Task statement. Give every line of the material again, exactly as written.

──────── Supplied records

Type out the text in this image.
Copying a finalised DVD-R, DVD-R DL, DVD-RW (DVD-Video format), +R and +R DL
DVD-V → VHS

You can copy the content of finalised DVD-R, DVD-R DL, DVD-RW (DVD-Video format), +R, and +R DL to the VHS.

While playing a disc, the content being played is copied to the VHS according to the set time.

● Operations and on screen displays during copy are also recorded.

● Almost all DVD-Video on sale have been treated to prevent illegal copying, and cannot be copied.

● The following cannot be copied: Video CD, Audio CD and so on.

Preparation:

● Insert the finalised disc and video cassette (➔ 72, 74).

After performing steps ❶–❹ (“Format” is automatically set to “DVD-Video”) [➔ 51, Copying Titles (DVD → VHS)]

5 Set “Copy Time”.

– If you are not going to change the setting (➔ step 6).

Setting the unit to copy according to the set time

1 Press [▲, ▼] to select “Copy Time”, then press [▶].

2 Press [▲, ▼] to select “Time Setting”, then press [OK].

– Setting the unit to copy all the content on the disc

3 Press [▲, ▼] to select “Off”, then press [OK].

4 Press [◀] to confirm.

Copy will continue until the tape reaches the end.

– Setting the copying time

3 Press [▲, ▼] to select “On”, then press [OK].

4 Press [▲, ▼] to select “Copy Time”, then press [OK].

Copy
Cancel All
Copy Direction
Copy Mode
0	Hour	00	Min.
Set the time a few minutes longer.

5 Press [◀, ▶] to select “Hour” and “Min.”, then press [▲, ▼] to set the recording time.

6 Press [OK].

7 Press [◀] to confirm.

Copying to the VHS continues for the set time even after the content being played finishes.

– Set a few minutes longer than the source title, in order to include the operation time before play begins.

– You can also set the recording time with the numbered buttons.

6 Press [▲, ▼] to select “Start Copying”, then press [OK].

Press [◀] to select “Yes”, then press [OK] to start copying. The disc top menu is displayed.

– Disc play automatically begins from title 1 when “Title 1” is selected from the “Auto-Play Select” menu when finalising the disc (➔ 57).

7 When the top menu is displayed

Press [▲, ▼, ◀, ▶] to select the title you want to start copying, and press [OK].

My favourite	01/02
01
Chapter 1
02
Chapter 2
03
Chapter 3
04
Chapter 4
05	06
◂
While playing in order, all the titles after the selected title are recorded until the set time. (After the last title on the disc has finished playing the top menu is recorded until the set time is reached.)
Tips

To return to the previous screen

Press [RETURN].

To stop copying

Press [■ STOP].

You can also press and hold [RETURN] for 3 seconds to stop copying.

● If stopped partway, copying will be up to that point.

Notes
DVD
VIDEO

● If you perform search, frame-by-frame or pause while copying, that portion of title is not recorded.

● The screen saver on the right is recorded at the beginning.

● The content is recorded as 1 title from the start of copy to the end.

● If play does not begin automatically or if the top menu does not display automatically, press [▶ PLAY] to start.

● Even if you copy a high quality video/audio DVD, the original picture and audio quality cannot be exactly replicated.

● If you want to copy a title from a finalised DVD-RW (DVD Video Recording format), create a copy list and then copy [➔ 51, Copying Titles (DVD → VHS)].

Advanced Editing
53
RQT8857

────────────────

Solution to the exercise.
Type out the text in this image.
Copying a finalised DVD-R, DVD-R DL, DVD-RW (DVD-Video format), +R and +R DL
DVD-V → VHS

You can copy the content of finalised DVD-R, DVD-R DL, DVD-RW (DVD-Video format), +R, and +R DL to the VHS.

While playing a disc, the content being played is copied to the VHS according to the set time.

● Operations and on screen displays during copy are also recorded.

● Almost all DVD-Video on sale have been treated to prevent illegal copying, and cannot be copied.

● The following cannot be copied: Video CD, Audio CD and so on.

Preparation:

● Insert the finalised disc and video cassette (➔ 72, 74).

After performing steps ❶–❹ (“Format” is automatically set to “DVD-Video”) [➔ 51, Copying Titles (DVD → VHS)]

5 Set “Copy Time”.

– If you are not going to change the setting (➔ step 6).

Setting the unit to copy according to the set time

1 Press [▲, ▼] to select “Copy Time”, then press [▶].

2 Press [▲, ▼] to select “Time Setting”, then press [OK].

– Setting the unit to copy all the content on the disc

3 Press [▲, ▼] to select “Off”, then press [OK].

4 Press [◀] to confirm.

Copy will continue until the tape reaches the end.

– Setting the copying time

3 Press [▲, ▼] to select “On”, then press [OK].

4 Press [▲, ▼] to select “Copy Time”, then press [OK].

Copy
Cancel All
Copy Direction
Copy Mode
0	Hour	00	Min.
Set the time a few minutes longer.

5 Press [◀, ▶] to select “Hour” and “Min.”, then press [▲, ▼] to set the recording time.

6 Press [OK].

7 Press [◀] to confirm.

Copying to the VHS continues for the set time even after the content being played finishes.

– Set a few minutes longer than the source title, in order to include the operation time before play begins.

– You can also set the recording time with the numbered buttons.

6 Press [▲, ▼] to select “Start Copying”, then press [OK].

Press [◀] to select “Yes”, then press [OK] to start copying. The disc top menu is displayed.

– Disc play automatically begins from title 1 when “Title 1” is selected from the “Auto-Play Select” menu when finalising the disc (➔ 57).

7 When the top menu is displayed

Press [▲, ▼, ◀, ▶] to select the title you want to start copying, and press [OK].

My favourite	01/02
01
Chapter 1
02
Chapter 2
03
Chapter 3
04
Chapter 4
05	06
◂
While playing in order, all the titles after the selected title are recorded until the set time. (After the last title on the disc has finished playing the top menu is recorded until the set time is reached.)
Tips

To return to the previous screen

Press [RETURN].

To stop copying

Press [■ STOP].

You can also press and hold [RETURN] for 3 seconds to stop copying.

● If stopped partway, copying will be up to that point.

Notes
DVD
VIDEO

● If you perform search, frame-by-frame or pause while copying, that portion of title is not recorded.

● The screen saver on the right is recorded at the beginning.

● The content is recorded as 1 title from the start of copy to the end.

● If play does not begin automatically or if the top menu does not display automatically, press [▶ PLAY] to start.

● Even if you copy a high quality video/audio DVD, the original picture and audio quality cannot be exactly replicated.

● If you want to copy a title from a finalised DVD-RW (DVD Video Recording format), create a copy list and then copy [➔ 51, Copying Titles (DVD → VHS)].

Advanced Editing
53
RQT8857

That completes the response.